Task instructions = Exactly reproduce each line of the listing that follows.

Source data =
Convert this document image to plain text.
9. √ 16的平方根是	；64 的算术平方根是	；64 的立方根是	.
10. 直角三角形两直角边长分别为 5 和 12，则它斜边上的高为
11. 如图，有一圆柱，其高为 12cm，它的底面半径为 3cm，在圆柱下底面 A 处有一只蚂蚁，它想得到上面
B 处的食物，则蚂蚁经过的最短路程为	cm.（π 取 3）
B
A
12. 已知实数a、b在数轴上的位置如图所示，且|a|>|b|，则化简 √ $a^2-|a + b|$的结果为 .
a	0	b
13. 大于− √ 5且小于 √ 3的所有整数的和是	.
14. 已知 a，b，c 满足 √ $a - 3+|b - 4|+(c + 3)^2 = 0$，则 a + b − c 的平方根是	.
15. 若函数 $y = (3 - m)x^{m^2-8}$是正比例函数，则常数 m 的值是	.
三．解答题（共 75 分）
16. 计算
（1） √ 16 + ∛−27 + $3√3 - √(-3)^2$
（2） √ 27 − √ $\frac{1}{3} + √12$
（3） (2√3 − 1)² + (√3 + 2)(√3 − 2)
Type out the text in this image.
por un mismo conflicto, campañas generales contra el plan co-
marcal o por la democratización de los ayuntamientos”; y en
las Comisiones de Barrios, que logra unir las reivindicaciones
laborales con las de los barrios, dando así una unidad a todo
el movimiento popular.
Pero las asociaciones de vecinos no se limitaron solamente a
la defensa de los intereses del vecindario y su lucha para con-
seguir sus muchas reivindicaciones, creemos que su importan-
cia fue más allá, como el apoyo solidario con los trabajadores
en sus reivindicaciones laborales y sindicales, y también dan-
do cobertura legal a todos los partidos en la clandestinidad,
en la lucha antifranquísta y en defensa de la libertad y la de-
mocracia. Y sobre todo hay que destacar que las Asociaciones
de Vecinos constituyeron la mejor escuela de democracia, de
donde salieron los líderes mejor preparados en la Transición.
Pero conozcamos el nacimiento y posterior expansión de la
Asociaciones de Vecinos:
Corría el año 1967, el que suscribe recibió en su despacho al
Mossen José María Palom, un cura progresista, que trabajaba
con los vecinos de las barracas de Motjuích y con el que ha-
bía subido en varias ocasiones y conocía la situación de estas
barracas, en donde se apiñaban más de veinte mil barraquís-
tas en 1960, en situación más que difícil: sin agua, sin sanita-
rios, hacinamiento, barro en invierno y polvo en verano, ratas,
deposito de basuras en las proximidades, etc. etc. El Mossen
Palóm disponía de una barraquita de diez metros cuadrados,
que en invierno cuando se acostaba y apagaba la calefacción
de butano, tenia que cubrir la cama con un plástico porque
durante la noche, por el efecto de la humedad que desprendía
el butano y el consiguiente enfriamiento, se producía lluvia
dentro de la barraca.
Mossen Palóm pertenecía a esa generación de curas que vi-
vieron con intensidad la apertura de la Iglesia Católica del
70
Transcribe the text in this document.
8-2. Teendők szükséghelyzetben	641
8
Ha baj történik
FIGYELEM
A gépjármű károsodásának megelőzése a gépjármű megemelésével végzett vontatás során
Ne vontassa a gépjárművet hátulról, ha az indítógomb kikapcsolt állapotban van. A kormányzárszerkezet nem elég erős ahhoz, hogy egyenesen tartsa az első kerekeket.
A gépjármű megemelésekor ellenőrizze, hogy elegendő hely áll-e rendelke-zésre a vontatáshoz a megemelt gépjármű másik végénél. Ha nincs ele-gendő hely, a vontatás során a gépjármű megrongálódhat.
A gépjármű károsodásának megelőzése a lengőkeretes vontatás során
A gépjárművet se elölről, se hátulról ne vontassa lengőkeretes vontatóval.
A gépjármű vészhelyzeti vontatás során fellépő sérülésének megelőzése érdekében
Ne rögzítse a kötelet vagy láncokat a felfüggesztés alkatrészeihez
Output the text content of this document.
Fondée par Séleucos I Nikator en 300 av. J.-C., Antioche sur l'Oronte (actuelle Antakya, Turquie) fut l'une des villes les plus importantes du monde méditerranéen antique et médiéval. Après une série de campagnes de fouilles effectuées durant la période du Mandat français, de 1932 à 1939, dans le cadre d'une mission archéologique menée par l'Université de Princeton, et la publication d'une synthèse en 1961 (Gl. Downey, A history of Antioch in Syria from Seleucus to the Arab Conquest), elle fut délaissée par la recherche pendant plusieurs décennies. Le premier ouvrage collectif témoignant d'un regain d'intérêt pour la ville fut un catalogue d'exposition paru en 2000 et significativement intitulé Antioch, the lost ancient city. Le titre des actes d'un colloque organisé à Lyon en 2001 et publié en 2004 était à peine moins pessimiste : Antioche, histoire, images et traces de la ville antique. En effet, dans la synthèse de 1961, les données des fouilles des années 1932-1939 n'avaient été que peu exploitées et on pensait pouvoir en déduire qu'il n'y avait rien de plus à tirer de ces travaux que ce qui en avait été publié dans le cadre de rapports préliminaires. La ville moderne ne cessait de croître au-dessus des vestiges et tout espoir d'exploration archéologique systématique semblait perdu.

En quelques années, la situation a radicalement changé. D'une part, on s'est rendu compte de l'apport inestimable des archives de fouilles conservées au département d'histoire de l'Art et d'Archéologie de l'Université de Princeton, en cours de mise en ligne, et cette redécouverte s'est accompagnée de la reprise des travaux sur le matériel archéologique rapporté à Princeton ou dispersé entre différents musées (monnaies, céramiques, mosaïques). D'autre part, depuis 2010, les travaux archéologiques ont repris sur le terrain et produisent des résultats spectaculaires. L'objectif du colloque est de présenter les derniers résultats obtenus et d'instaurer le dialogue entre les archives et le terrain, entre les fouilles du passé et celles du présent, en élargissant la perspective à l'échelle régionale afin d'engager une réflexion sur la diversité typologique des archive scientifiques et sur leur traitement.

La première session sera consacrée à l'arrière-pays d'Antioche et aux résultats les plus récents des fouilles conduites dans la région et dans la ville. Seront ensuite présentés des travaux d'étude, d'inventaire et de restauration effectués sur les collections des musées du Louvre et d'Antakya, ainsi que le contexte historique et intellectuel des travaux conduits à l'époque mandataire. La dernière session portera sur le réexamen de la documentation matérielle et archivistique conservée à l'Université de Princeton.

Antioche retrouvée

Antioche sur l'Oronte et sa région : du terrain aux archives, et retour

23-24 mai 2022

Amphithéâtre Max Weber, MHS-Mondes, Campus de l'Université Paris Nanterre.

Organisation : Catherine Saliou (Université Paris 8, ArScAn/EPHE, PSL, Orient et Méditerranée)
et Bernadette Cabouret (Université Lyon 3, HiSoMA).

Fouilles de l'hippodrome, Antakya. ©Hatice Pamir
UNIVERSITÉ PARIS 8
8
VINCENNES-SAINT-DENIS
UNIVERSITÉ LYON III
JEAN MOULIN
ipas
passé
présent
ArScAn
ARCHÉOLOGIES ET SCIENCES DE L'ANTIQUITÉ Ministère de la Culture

The reply =
Convert this document image to plain text.
9. √ 16的平方根是	；64 的算术平方根是	；64 的立方根是	.
10. 直角三角形两直角边长分别为 5 和 12，则它斜边上的高为
11. 如图，有一圆柱，其高为 12cm，它的底面半径为 3cm，在圆柱下底面 A 处有一只蚂蚁，它想得到上面
B 处的食物，则蚂蚁经过的最短路程为	cm.（π 取 3）
B
A
12. 已知实数a、b在数轴上的位置如图所示，且|a|>|b|，则化简 √ $a^2-|a + b|$的结果为 .
a	0	b
13. 大于− √ 5且小于 √ 3的所有整数的和是	.
14. 已知 a，b，c 满足 √ $a - 3+|b - 4|+(c + 3)^2 = 0$，则 a + b − c 的平方根是	.
15. 若函数 $y = (3 - m)x^{m^2-8}$是正比例函数，则常数 m 的值是	.
三．解答题（共 75 分）
16. 计算
（1） √ 16 + ∛−27 + $3√3 - √(-3)^2$
（2） √ 27 − √ $\frac{1}{3} + √12$
（3） (2√3 − 1)² + (√3 + 2)(√3 − 2)
Type out the text in this image.
por un mismo conflicto, campañas generales contra el plan co-
marcal o por la democratización de los ayuntamientos”; y en
las Comisiones de Barrios, que logra unir las reivindicaciones
laborales con las de los barrios, dando así una unidad a todo
el movimiento popular.
Pero las asociaciones de vecinos no se limitaron solamente a
la defensa de los intereses del vecindario y su lucha para con-
seguir sus muchas reivindicaciones, creemos que su importan-
cia fue más allá, como el apoyo solidario con los trabajadores
en sus reivindicaciones laborales y sindicales, y también dan-
do cobertura legal a todos los partidos en la clandestinidad,
en la lucha antifranquísta y en defensa de la libertad y la de-
mocracia. Y sobre todo hay que destacar que las Asociaciones
de Vecinos constituyeron la mejor escuela de democracia, de
donde salieron los líderes mejor preparados en la Transición.
Pero conozcamos el nacimiento y posterior expansión de la
Asociaciones de Vecinos:
Corría el año 1967, el que suscribe recibió en su despacho al
Mossen José María Palom, un cura progresista, que trabajaba
con los vecinos de las barracas de Motjuích y con el que ha-
bía subido en varias ocasiones y conocía la situación de estas
barracas, en donde se apiñaban más de veinte mil barraquís-
tas en 1960, en situación más que difícil: sin agua, sin sanita-
rios, hacinamiento, barro en invierno y polvo en verano, ratas,
deposito de basuras en las proximidades, etc. etc. El Mossen
Palóm disponía de una barraquita de diez metros cuadrados,
que en invierno cuando se acostaba y apagaba la calefacción
de butano, tenia que cubrir la cama con un plástico porque
durante la noche, por el efecto de la humedad que desprendía
el butano y el consiguiente enfriamiento, se producía lluvia
dentro de la barraca.
Mossen Palóm pertenecía a esa generación de curas que vi-
vieron con intensidad la apertura de la Iglesia Católica del
70
Transcribe the text in this document.
8-2. Teendők szükséghelyzetben	641
8
Ha baj történik
FIGYELEM
A gépjármű károsodásának megelőzése a gépjármű megemelésével végzett vontatás során
Ne vontassa a gépjárművet hátulról, ha az indítógomb kikapcsolt állapotban van. A kormányzárszerkezet nem elég erős ahhoz, hogy egyenesen tartsa az első kerekeket.
A gépjármű megemelésekor ellenőrizze, hogy elegendő hely áll-e rendelke-zésre a vontatáshoz a megemelt gépjármű másik végénél. Ha nincs ele-gendő hely, a vontatás során a gépjármű megrongálódhat.
A gépjármű károsodásának megelőzése a lengőkeretes vontatás során
A gépjárművet se elölről, se hátulról ne vontassa lengőkeretes vontatóval.
A gépjármű vészhelyzeti vontatás során fellépő sérülésének megelőzése érdekében
Ne rögzítse a kötelet vagy láncokat a felfüggesztés alkatrészeihez
Output the text content of this document.
Fondée par Séleucos I Nikator en 300 av. J.-C., Antioche sur l'Oronte (actuelle Antakya, Turquie) fut l'une des villes les plus importantes du monde méditerranéen antique et médiéval. Après une série de campagnes de fouilles effectuées durant la période du Mandat français, de 1932 à 1939, dans le cadre d'une mission archéologique menée par l'Université de Princeton, et la publication d'une synthèse en 1961 (Gl. Downey, A history of Antioch in Syria from Seleucus to the Arab Conquest), elle fut délaissée par la recherche pendant plusieurs décennies. Le premier ouvrage collectif témoignant d'un regain d'intérêt pour la ville fut un catalogue d'exposition paru en 2000 et significativement intitulé Antioch, the lost ancient city. Le titre des actes d'un colloque organisé à Lyon en 2001 et publié en 2004 était à peine moins pessimiste : Antioche, histoire, images et traces de la ville antique. En effet, dans la synthèse de 1961, les données des fouilles des années 1932-1939 n'avaient été que peu exploitées et on pensait pouvoir en déduire qu'il n'y avait rien de plus à tirer de ces travaux que ce qui en avait été publié dans le cadre de rapports préliminaires. La ville moderne ne cessait de croître au-dessus des vestiges et tout espoir d'exploration archéologique systématique semblait perdu.

En quelques années, la situation a radicalement changé. D'une part, on s'est rendu compte de l'apport inestimable des archives de fouilles conservées au département d'histoire de l'Art et d'Archéologie de l'Université de Princeton, en cours de mise en ligne, et cette redécouverte s'est accompagnée de la reprise des travaux sur le matériel archéologique rapporté à Princeton ou dispersé entre différents musées (monnaies, céramiques, mosaïques). D'autre part, depuis 2010, les travaux archéologiques ont repris sur le terrain et produisent des résultats spectaculaires. L'objectif du colloque est de présenter les derniers résultats obtenus et d'instaurer le dialogue entre les archives et le terrain, entre les fouilles du passé et celles du présent, en élargissant la perspective à l'échelle régionale afin d'engager une réflexion sur la diversité typologique des archive scientifiques et sur leur traitement.

La première session sera consacrée à l'arrière-pays d'Antioche et aux résultats les plus récents des fouilles conduites dans la région et dans la ville. Seront ensuite présentés des travaux d'étude, d'inventaire et de restauration effectués sur les collections des musées du Louvre et d'Antakya, ainsi que le contexte historique et intellectuel des travaux conduits à l'époque mandataire. La dernière session portera sur le réexamen de la documentation matérielle et archivistique conservée à l'Université de Princeton.

Antioche retrouvée

Antioche sur l'Oronte et sa région : du terrain aux archives, et retour

23-24 mai 2022

Amphithéâtre Max Weber, MHS-Mondes, Campus de l'Université Paris Nanterre.

Organisation : Catherine Saliou (Université Paris 8, ArScAn/EPHE, PSL, Orient et Méditerranée)
et Bernadette Cabouret (Université Lyon 3, HiSoMA).

Fouilles de l'hippodrome, Antakya. ©Hatice Pamir
UNIVERSITÉ PARIS 8
8
VINCENNES-SAINT-DENIS
UNIVERSITÉ LYON III
JEAN MOULIN
ipas
passé
présent
ArScAn
ARCHÉOLOGIES ET SCIENCES DE L'ANTIQUITÉ Ministère de la Culture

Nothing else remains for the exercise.